:: Exercise task ::
Write the entries below out again exactly; any picture in them stays out.
════
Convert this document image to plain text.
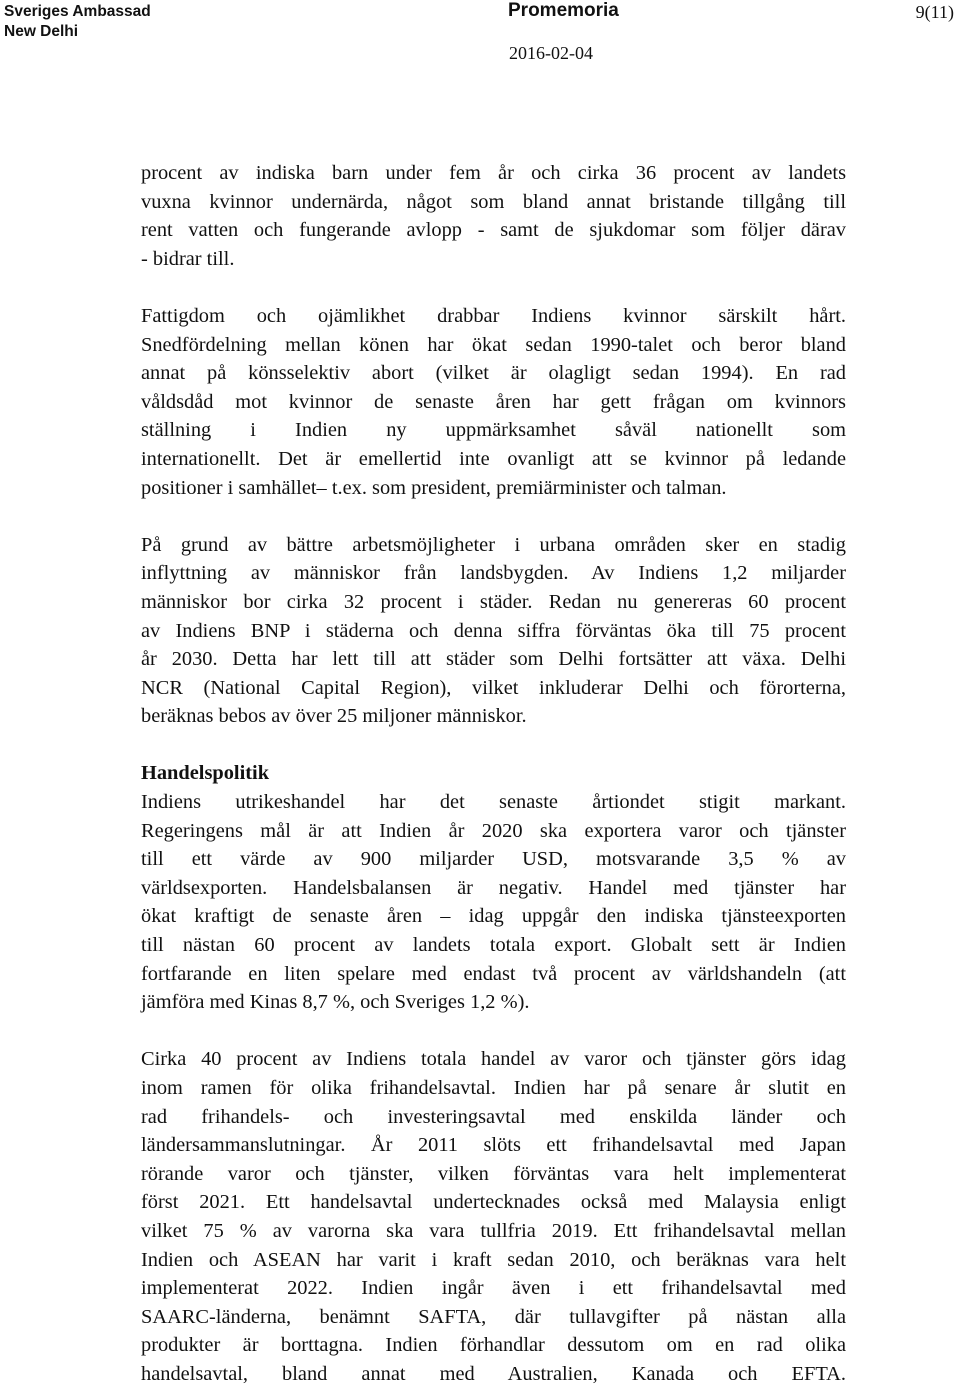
Sveriges Ambassad
New Delhi
Promemoria
2016-02-04
9(11)

procent av indiska barn under fem år och cirka 36 procent av landets
vuxna kvinnor undernärda, något som bland annat bristande tillgång till
rent vatten och fungerande avlopp - samt de sjukdomar som följer därav
- bidrar till.

Fattigdom och ojämlikhet drabbar Indiens kvinnor särskilt hårt.
Snedfördelning mellan könen har ökat sedan 1990-talet och beror bland
annat på könsselektiv abort (vilket är olagligt sedan 1994). En rad
våldsdåd mot kvinnor de senaste åren har gett frågan om kvinnors
ställning i Indien ny uppmärksamhet såväl nationellt som
internationellt. Det är emellertid inte ovanligt att se kvinnor på ledande
positioner i samhället– t.ex. som president, premiärminister och talman.

På grund av bättre arbetsmöjligheter i urbana områden sker en stadig
inflyttning av människor från landsbygden. Av Indiens 1,2 miljarder
människor bor cirka 32 procent i städer. Redan nu genereras 60 procent
av Indiens BNP i städerna och denna siffra förväntas öka till 75 procent
år 2030. Detta har lett till att städer som Delhi fortsätter att växa. Delhi
NCR (National Capital Region), vilket inkluderar Delhi och förorterna,
beräknas bebos av över 25 miljoner människor.

Handelspolitik

Indiens utrikeshandel har det senaste årtiondet stigit markant.
Regeringens mål är att Indien år 2020 ska exportera varor och tjänster
till ett värde av 900 miljarder USD, motsvarande 3,5 % av
världsexporten. Handelsbalansen är negativ. Handel med tjänster har
ökat kraftigt de senaste åren – idag uppgår den indiska tjänsteexporten
till nästan 60 procent av landets totala export. Globalt sett är Indien
fortfarande en liten spelare med endast två procent av världshandeln (att
jämföra med Kinas 8,7 %, och Sveriges 1,2 %).

Cirka 40 procent av Indiens totala handel av varor och tjänster görs idag
inom ramen för olika frihandelsavtal. Indien har på senare år slutit en
rad frihandels- och investeringsavtal med enskilda länder och
ländersammanslutningar. År 2011 slöts ett frihandelsavtal med Japan
rörande varor och tjänster, vilken förväntas vara helt implementerat
först 2021. Ett handelsavtal undertecknades också med Malaysia enligt
vilket 75 % av varorna ska vara tullfria 2019. Ett frihandelsavtal mellan
Indien och ASEAN har varit i kraft sedan 2010, och beräknas vara helt
implementerat 2022. Indien ingår även i ett frihandelsavtal med
SAARC-länderna, benämnt SAFTA, där tullavgifter på nästan alla
produkter är borttagna. Indien förhandlar dessutom om en rad olika
handelsavtal, bland annat med Australien, Kanada och EFTA.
════
:: Response ::
Convert this document image to plain text.
Sveriges Ambassad
New Delhi
Promemoria
2016-02-04
9(11)

procent av indiska barn under fem år och cirka 36 procent av landets
vuxna kvinnor undernärda, något som bland annat bristande tillgång till
rent vatten och fungerande avlopp - samt de sjukdomar som följer därav
- bidrar till.

Fattigdom och ojämlikhet drabbar Indiens kvinnor särskilt hårt.
Snedfördelning mellan könen har ökat sedan 1990-talet och beror bland
annat på könsselektiv abort (vilket är olagligt sedan 1994). En rad
våldsdåd mot kvinnor de senaste åren har gett frågan om kvinnors
ställning i Indien ny uppmärksamhet såväl nationellt som
internationellt. Det är emellertid inte ovanligt att se kvinnor på ledande
positioner i samhället– t.ex. som president, premiärminister och talman.

På grund av bättre arbetsmöjligheter i urbana områden sker en stadig
inflyttning av människor från landsbygden. Av Indiens 1,2 miljarder
människor bor cirka 32 procent i städer. Redan nu genereras 60 procent
av Indiens BNP i städerna och denna siffra förväntas öka till 75 procent
år 2030. Detta har lett till att städer som Delhi fortsätter att växa. Delhi
NCR (National Capital Region), vilket inkluderar Delhi och förorterna,
beräknas bebos av över 25 miljoner människor.

Handelspolitik

Indiens utrikeshandel har det senaste årtiondet stigit markant.
Regeringens mål är att Indien år 2020 ska exportera varor och tjänster
till ett värde av 900 miljarder USD, motsvarande 3,5 % av
världsexporten. Handelsbalansen är negativ. Handel med tjänster har
ökat kraftigt de senaste åren – idag uppgår den indiska tjänsteexporten
till nästan 60 procent av landets totala export. Globalt sett är Indien
fortfarande en liten spelare med endast två procent av världshandeln (att
jämföra med Kinas 8,7 %, och Sveriges 1,2 %).

Cirka 40 procent av Indiens totala handel av varor och tjänster görs idag
inom ramen för olika frihandelsavtal. Indien har på senare år slutit en
rad frihandels- och investeringsavtal med enskilda länder och
ländersammanslutningar. År 2011 slöts ett frihandelsavtal med Japan
rörande varor och tjänster, vilken förväntas vara helt implementerat
först 2021. Ett handelsavtal undertecknades också med Malaysia enligt
vilket 75 % av varorna ska vara tullfria 2019. Ett frihandelsavtal mellan
Indien och ASEAN har varit i kraft sedan 2010, och beräknas vara helt
implementerat 2022. Indien ingår även i ett frihandelsavtal med
SAARC-länderna, benämnt SAFTA, där tullavgifter på nästan alla
produkter är borttagna. Indien förhandlar dessutom om en rad olika
handelsavtal, bland annat med Australien, Kanada och EFTA.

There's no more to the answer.